*Data entries*:
────────

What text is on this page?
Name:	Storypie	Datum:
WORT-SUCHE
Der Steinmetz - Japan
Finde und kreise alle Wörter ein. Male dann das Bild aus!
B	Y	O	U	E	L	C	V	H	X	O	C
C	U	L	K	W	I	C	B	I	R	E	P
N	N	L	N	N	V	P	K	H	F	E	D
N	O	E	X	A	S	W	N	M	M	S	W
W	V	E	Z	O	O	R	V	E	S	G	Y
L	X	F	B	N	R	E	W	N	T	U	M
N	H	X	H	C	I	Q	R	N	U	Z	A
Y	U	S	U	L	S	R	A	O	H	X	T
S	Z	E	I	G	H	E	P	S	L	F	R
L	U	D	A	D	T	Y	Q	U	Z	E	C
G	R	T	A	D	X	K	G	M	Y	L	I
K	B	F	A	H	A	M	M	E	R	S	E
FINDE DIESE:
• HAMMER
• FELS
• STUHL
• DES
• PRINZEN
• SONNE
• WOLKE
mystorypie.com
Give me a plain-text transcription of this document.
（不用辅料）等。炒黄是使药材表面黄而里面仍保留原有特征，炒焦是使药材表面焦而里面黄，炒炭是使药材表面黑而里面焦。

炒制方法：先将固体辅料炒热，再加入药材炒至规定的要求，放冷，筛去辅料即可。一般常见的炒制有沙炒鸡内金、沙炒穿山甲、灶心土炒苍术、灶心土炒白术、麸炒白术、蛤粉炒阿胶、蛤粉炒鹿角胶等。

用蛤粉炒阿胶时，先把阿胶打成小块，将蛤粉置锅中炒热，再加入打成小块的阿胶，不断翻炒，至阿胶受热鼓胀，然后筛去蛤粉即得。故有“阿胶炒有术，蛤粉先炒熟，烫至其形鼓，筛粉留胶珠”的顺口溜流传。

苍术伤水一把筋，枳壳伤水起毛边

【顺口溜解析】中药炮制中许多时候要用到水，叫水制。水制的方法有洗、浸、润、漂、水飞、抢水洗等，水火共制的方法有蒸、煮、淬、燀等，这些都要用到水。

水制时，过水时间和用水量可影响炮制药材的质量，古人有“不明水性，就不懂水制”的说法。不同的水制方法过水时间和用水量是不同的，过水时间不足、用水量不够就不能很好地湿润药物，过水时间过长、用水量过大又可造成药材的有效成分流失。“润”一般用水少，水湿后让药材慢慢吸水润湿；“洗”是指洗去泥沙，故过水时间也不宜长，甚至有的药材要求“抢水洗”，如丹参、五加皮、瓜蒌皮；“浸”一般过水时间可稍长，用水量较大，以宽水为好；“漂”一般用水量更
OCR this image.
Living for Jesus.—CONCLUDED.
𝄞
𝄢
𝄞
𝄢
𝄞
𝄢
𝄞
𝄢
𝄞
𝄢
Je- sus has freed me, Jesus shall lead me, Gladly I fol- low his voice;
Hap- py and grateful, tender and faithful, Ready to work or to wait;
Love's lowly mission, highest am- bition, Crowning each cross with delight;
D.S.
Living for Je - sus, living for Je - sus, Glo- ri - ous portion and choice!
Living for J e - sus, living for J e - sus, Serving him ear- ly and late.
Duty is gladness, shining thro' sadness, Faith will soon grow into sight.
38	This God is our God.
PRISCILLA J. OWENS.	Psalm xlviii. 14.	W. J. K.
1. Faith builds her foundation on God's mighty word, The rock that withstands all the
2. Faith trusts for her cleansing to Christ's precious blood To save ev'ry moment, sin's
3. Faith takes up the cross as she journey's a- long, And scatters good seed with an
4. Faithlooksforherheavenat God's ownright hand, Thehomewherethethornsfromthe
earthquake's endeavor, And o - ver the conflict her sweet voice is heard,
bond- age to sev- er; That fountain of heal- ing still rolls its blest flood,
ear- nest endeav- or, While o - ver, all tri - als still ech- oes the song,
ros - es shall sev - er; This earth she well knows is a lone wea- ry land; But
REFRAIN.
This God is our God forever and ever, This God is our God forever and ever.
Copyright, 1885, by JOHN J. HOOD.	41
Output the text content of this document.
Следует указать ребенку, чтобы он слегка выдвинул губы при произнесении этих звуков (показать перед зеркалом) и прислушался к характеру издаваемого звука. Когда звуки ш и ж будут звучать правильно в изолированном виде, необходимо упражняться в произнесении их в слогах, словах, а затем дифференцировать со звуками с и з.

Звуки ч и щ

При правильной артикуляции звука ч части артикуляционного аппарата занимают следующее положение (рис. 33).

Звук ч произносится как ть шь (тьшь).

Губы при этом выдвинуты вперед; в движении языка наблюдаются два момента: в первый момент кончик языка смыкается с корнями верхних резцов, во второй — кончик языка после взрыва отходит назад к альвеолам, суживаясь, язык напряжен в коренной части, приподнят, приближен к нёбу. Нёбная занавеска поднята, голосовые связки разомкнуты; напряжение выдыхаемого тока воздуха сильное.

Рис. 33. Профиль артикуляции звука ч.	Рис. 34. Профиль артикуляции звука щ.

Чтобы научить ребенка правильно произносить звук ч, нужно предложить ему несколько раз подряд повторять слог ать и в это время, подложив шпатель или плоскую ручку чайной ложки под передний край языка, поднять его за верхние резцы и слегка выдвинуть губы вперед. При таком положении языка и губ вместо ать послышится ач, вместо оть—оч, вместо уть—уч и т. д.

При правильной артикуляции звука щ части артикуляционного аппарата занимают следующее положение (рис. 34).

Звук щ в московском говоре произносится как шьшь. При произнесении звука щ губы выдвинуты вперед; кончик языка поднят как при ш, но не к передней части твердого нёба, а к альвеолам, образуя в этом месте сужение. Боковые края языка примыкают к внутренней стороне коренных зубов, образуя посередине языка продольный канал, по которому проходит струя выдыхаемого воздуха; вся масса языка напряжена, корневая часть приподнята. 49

────────

*DIRECTION*: Gather each line holding the string "voice".

*REPLY TO THE EXERCISE*:
Je- sus has freed me, Jesus shall lead me, Gladly I fol- low his voice;
earthquake's endeavor, And o - ver the conflict her sweet voice is heard,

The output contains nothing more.